■ Work to complete: Below are records. Count every line containing the word "JSON" and give the number alone.

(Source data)
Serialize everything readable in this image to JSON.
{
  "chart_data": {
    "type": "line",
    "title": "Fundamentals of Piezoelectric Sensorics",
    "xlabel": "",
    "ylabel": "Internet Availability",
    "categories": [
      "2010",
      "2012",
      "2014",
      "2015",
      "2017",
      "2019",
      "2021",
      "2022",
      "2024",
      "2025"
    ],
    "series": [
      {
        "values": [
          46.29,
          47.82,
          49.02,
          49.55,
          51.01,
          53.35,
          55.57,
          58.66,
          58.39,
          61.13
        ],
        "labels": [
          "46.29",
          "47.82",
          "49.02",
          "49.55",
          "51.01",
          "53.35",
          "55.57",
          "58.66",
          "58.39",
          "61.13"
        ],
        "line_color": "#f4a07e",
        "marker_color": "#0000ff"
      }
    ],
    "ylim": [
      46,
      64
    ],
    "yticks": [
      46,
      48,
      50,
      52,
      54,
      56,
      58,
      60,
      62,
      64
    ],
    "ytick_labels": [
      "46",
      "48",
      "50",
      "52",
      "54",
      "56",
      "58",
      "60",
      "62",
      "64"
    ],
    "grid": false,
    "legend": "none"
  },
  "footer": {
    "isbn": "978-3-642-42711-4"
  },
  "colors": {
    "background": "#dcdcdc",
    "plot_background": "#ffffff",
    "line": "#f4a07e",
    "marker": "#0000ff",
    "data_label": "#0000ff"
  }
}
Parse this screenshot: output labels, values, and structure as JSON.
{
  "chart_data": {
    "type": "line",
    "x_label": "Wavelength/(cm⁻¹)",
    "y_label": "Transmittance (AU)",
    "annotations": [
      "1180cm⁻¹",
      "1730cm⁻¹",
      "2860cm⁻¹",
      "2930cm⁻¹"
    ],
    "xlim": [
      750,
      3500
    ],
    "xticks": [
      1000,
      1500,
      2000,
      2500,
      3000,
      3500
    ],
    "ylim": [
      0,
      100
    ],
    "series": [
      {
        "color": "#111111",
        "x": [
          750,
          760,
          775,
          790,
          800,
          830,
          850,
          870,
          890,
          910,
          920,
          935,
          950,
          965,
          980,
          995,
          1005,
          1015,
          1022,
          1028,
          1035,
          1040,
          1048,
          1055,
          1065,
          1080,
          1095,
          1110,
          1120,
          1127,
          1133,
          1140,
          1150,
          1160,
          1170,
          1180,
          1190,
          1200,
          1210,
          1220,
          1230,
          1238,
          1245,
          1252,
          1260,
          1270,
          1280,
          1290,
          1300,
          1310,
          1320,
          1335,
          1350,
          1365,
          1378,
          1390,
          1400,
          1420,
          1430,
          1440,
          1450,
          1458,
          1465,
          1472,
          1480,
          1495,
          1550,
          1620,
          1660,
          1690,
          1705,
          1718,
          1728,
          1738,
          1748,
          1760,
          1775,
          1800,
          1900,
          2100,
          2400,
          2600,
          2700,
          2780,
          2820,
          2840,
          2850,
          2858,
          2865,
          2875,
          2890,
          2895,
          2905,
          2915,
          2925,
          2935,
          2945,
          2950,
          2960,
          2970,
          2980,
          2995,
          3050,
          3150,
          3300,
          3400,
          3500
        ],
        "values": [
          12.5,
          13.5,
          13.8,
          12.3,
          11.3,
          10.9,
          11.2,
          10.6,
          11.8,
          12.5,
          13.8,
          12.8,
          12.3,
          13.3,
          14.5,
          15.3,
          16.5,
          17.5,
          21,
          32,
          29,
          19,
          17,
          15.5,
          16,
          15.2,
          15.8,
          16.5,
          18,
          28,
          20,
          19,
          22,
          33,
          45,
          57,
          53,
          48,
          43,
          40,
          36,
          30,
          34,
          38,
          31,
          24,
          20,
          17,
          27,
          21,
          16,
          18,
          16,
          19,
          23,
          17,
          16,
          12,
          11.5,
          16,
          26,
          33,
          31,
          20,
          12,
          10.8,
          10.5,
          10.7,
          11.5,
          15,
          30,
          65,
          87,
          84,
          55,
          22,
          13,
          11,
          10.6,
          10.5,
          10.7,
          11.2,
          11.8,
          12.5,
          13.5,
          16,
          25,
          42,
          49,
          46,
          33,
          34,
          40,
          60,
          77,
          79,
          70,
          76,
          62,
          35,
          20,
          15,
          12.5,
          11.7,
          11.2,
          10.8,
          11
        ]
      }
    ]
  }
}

■ Solution to the problem: 2